◆ **Set exercise**
Tally the lines in the listing below that contain "Growth" and report the tally alone.

** start The input **

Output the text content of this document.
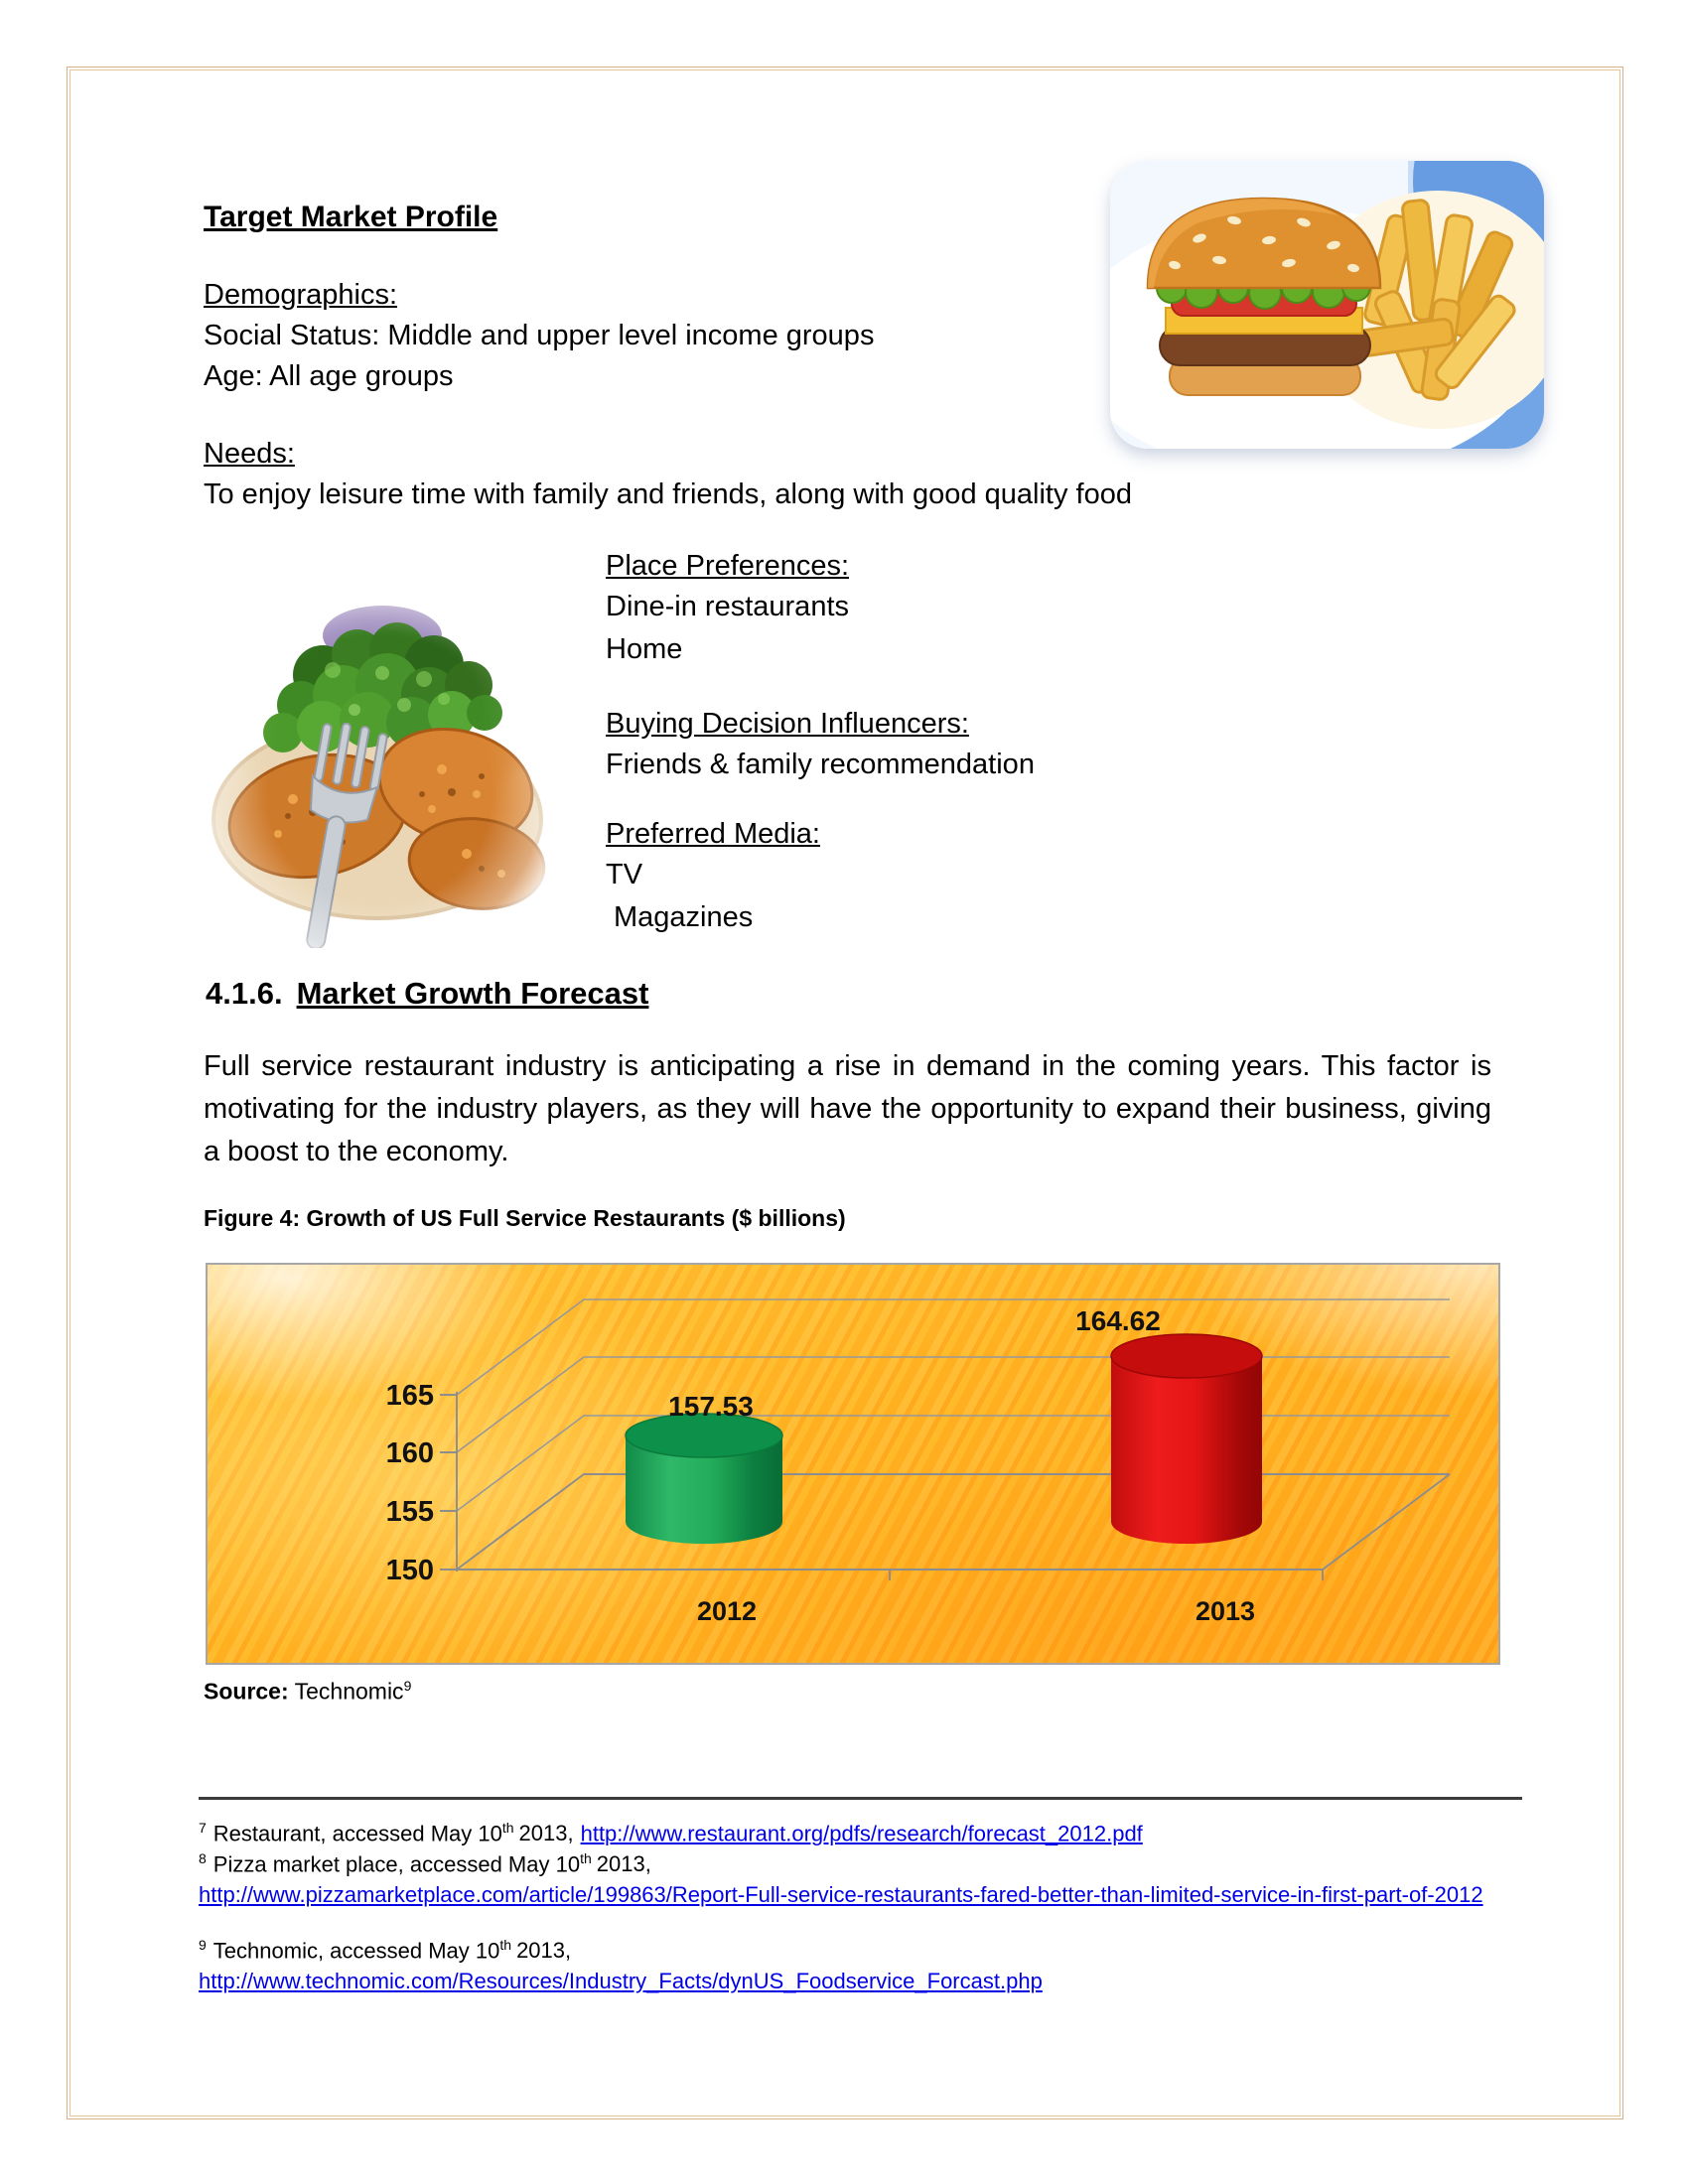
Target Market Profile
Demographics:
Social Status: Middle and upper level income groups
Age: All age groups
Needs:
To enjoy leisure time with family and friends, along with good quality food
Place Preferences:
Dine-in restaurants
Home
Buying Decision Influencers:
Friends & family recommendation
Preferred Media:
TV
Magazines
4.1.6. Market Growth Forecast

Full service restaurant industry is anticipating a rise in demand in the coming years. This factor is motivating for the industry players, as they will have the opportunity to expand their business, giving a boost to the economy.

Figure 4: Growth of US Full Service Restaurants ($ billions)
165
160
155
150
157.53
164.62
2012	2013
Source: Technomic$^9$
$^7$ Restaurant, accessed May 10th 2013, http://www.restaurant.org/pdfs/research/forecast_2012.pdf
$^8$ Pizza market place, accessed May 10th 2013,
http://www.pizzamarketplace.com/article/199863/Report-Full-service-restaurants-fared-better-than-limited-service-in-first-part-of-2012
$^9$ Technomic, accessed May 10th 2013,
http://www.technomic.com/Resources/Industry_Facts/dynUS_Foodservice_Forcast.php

** end The input **

◆ **Finished task**
2